**CHALLENGE**:
Transcribe every line below with no changes.
-- start of DATASET RECORDS --
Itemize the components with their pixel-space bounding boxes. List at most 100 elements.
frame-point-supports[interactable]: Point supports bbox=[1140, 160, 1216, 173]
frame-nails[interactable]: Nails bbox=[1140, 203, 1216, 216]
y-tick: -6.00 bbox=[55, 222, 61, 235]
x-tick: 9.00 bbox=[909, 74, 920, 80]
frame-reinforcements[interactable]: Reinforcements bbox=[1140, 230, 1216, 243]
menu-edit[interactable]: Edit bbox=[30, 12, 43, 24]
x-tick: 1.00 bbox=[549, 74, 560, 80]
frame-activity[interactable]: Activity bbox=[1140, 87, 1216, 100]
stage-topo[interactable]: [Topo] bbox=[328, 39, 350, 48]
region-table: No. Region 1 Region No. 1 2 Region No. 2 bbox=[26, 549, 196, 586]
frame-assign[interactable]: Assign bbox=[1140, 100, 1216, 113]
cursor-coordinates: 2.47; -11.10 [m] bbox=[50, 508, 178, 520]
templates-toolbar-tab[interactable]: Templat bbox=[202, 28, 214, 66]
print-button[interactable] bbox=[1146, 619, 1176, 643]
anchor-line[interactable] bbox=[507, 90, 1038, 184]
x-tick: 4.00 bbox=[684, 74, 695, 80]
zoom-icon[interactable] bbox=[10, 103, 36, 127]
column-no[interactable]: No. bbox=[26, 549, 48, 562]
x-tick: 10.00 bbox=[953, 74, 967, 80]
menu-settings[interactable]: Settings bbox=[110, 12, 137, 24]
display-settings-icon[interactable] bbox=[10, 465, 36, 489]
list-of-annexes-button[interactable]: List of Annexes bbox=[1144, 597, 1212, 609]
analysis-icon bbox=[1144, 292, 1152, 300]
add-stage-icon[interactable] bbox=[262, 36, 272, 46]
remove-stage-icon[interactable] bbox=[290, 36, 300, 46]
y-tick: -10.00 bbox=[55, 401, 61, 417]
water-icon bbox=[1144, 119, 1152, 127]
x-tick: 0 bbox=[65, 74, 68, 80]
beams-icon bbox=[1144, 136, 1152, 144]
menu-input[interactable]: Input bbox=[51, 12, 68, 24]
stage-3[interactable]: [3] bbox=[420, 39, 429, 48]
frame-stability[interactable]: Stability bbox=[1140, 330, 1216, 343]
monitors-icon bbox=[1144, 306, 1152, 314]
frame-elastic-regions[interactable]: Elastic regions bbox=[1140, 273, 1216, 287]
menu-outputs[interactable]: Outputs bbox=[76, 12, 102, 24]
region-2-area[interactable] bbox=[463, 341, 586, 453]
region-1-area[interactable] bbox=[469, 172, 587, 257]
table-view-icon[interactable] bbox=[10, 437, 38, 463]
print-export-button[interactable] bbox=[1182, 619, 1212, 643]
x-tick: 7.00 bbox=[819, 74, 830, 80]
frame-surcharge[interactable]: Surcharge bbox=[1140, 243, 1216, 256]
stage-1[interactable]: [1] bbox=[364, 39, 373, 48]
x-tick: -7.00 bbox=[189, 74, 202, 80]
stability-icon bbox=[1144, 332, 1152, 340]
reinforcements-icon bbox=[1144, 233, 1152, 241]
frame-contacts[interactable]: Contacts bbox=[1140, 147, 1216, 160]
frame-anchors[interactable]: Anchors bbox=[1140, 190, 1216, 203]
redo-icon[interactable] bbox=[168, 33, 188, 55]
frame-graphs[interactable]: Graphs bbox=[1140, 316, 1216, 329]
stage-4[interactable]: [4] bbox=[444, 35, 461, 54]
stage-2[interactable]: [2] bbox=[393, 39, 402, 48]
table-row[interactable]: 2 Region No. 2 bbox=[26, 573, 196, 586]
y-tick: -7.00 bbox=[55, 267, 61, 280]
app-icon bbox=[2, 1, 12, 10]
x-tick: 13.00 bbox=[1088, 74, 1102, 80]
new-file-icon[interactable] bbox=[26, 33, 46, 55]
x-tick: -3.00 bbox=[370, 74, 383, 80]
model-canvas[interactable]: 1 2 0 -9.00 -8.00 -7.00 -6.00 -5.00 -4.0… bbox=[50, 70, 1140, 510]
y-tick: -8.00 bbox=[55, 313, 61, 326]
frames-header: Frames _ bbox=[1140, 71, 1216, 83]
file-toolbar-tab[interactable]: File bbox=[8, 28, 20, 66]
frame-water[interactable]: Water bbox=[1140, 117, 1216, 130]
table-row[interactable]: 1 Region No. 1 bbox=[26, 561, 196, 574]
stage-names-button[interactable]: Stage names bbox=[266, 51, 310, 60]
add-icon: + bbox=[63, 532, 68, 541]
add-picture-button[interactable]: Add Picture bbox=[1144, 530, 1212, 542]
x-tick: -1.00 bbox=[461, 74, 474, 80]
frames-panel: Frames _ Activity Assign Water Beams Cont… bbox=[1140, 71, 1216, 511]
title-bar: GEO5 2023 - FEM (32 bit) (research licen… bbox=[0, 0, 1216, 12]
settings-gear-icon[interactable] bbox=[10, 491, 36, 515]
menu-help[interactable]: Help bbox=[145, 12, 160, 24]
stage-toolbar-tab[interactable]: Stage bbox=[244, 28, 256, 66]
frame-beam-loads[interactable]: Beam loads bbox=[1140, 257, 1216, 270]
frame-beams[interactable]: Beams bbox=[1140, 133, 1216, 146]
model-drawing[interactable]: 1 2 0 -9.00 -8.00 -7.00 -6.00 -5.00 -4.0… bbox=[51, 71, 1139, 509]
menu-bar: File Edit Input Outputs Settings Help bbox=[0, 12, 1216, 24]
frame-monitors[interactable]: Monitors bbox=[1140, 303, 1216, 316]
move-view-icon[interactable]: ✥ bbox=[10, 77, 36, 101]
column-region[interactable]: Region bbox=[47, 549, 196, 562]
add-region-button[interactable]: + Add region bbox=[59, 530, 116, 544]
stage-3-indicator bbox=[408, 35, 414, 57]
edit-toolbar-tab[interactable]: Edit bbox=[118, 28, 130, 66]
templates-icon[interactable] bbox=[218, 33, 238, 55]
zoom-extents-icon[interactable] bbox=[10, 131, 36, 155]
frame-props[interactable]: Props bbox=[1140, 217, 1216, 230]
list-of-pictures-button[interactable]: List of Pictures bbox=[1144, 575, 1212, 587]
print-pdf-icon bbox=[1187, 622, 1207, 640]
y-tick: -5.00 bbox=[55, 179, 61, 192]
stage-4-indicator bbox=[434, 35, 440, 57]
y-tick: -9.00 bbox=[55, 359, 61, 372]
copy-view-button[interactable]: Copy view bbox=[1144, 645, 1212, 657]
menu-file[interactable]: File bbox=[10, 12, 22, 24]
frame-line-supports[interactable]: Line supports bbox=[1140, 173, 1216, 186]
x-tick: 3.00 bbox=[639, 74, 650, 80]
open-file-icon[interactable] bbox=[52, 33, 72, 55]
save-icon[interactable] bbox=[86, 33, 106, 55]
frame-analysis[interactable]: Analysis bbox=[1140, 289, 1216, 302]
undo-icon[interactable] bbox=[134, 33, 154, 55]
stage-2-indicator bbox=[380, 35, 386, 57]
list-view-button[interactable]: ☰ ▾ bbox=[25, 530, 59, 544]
-- end of DATASET RECORDS --
**PROBLEM SOLUTION**:
Itemize the components with their pixel-space bounding boxes. List at most 100 elements.
frame-point-supports[interactable]: Point supports bbox=[1140, 160, 1216, 173]
frame-nails[interactable]: Nails bbox=[1140, 203, 1216, 216]
y-tick: -6.00 bbox=[55, 222, 61, 235]
x-tick: 9.00 bbox=[909, 74, 920, 80]
frame-reinforcements[interactable]: Reinforcements bbox=[1140, 230, 1216, 243]
menu-edit[interactable]: Edit bbox=[30, 12, 43, 24]
x-tick: 1.00 bbox=[549, 74, 560, 80]
frame-activity[interactable]: Activity bbox=[1140, 87, 1216, 100]
stage-topo[interactable]: [Topo] bbox=[328, 39, 350, 48]
region-table: No. Region 1 Region No. 1 2 Region No. 2 bbox=[26, 549, 196, 586]
frame-assign[interactable]: Assign bbox=[1140, 100, 1216, 113]
cursor-coordinates: 2.47; -11.10 [m] bbox=[50, 508, 178, 520]
templates-toolbar-tab[interactable]: Templat bbox=[202, 28, 214, 66]
print-button[interactable] bbox=[1146, 619, 1176, 643]
anchor-line[interactable] bbox=[507, 90, 1038, 184]
x-tick: 4.00 bbox=[684, 74, 695, 80]
zoom-icon[interactable] bbox=[10, 103, 36, 127]
column-no[interactable]: No. bbox=[26, 549, 48, 562]
x-tick: 10.00 bbox=[953, 74, 967, 80]
menu-settings[interactable]: Settings bbox=[110, 12, 137, 24]
display-settings-icon[interactable] bbox=[10, 465, 36, 489]
list-of-annexes-button[interactable]: List of Annexes bbox=[1144, 597, 1212, 609]
analysis-icon bbox=[1144, 292, 1152, 300]
add-stage-icon[interactable] bbox=[262, 36, 272, 46]
remove-stage-icon[interactable] bbox=[290, 36, 300, 46]
y-tick: -10.00 bbox=[55, 401, 61, 417]
water-icon bbox=[1144, 119, 1152, 127]
x-tick: 0 bbox=[65, 74, 68, 80]
beams-icon bbox=[1144, 136, 1152, 144]
menu-input[interactable]: Input bbox=[51, 12, 68, 24]
stage-3[interactable]: [3] bbox=[420, 39, 429, 48]
frame-stability[interactable]: Stability bbox=[1140, 330, 1216, 343]
monitors-icon bbox=[1144, 306, 1152, 314]
frame-elastic-regions[interactable]: Elastic regions bbox=[1140, 273, 1216, 287]
menu-outputs[interactable]: Outputs bbox=[76, 12, 102, 24]
region-2-area[interactable] bbox=[463, 341, 586, 453]
region-1-area[interactable] bbox=[469, 172, 587, 257]
table-view-icon[interactable] bbox=[10, 437, 38, 463]
print-export-button[interactable] bbox=[1182, 619, 1212, 643]
x-tick: 7.00 bbox=[819, 74, 830, 80]
frame-surcharge[interactable]: Surcharge bbox=[1140, 243, 1216, 256]
stage-1[interactable]: [1] bbox=[364, 39, 373, 48]
x-tick: -7.00 bbox=[189, 74, 202, 80]
stability-icon bbox=[1144, 332, 1152, 340]
reinforcements-icon bbox=[1144, 233, 1152, 241]
frame-contacts[interactable]: Contacts bbox=[1140, 147, 1216, 160]
frame-anchors[interactable]: Anchors bbox=[1140, 190, 1216, 203]
redo-icon[interactable] bbox=[168, 33, 188, 55]
frame-graphs[interactable]: Graphs bbox=[1140, 316, 1216, 329]
stage-4[interactable]: [4] bbox=[444, 35, 461, 54]
stage-2[interactable]: [2] bbox=[393, 39, 402, 48]
table-row[interactable]: 2 Region No. 2 bbox=[26, 573, 196, 586]
y-tick: -7.00 bbox=[55, 267, 61, 280]
app-icon bbox=[2, 1, 12, 10]
x-tick: 13.00 bbox=[1088, 74, 1102, 80]
new-file-icon[interactable] bbox=[26, 33, 46, 55]
x-tick: -3.00 bbox=[370, 74, 383, 80]
model-canvas[interactable]: 1 2 0 -9.00 -8.00 -7.00 -6.00 -5.00 -4.0… bbox=[50, 70, 1140, 510]
y-tick: -8.00 bbox=[55, 313, 61, 326]
frames-header: Frames _ bbox=[1140, 71, 1216, 83]
file-toolbar-tab[interactable]: File bbox=[8, 28, 20, 66]
frame-water[interactable]: Water bbox=[1140, 117, 1216, 130]
table-row[interactable]: 1 Region No. 1 bbox=[26, 561, 196, 574]
stage-names-button[interactable]: Stage names bbox=[266, 51, 310, 60]
add-icon: + bbox=[63, 532, 68, 541]
add-picture-button[interactable]: Add Picture bbox=[1144, 530, 1212, 542]
x-tick: -1.00 bbox=[461, 74, 474, 80]
frames-panel: Frames _ Activity Assign Water Beams Cont… bbox=[1140, 71, 1216, 511]
title-bar: GEO5 2023 - FEM (32 bit) (research licen… bbox=[0, 0, 1216, 12]
settings-gear-icon[interactable] bbox=[10, 491, 36, 515]
menu-help[interactable]: Help bbox=[145, 12, 160, 24]
stage-toolbar-tab[interactable]: Stage bbox=[244, 28, 256, 66]
frame-beam-loads[interactable]: Beam loads bbox=[1140, 257, 1216, 270]
frame-beams[interactable]: Beams bbox=[1140, 133, 1216, 146]
model-drawing[interactable]: 1 2 0 -9.00 -8.00 -7.00 -6.00 -5.00 -4.0… bbox=[51, 71, 1139, 509]
menu-bar: File Edit Input Outputs Settings Help bbox=[0, 12, 1216, 24]
frame-monitors[interactable]: Monitors bbox=[1140, 303, 1216, 316]
move-view-icon[interactable]: ✥ bbox=[10, 77, 36, 101]
column-region[interactable]: Region bbox=[47, 549, 196, 562]
add-region-button[interactable]: + Add region bbox=[59, 530, 116, 544]
stage-3-indicator bbox=[408, 35, 414, 57]
edit-toolbar-tab[interactable]: Edit bbox=[118, 28, 130, 66]
templates-icon[interactable] bbox=[218, 33, 238, 55]
zoom-extents-icon[interactable] bbox=[10, 131, 36, 155]
frame-props[interactable]: Props bbox=[1140, 217, 1216, 230]
list-of-pictures-button[interactable]: List of Pictures bbox=[1144, 575, 1212, 587]
print-pdf-icon bbox=[1187, 622, 1207, 640]
y-tick: -5.00 bbox=[55, 179, 61, 192]
stage-4-indicator bbox=[434, 35, 440, 57]
y-tick: -9.00 bbox=[55, 359, 61, 372]
copy-view-button[interactable]: Copy view bbox=[1144, 645, 1212, 657]
menu-file[interactable]: File bbox=[10, 12, 22, 24]
frame-line-supports[interactable]: Line supports bbox=[1140, 173, 1216, 186]
x-tick: 3.00 bbox=[639, 74, 650, 80]
open-file-icon[interactable] bbox=[52, 33, 72, 55]
save-icon[interactable] bbox=[86, 33, 106, 55]
frame-analysis[interactable]: Analysis bbox=[1140, 289, 1216, 302]
undo-icon[interactable] bbox=[134, 33, 154, 55]
stage-2-indicator bbox=[380, 35, 386, 57]
list-view-button[interactable]: ☰ ▾ bbox=[25, 530, 59, 544]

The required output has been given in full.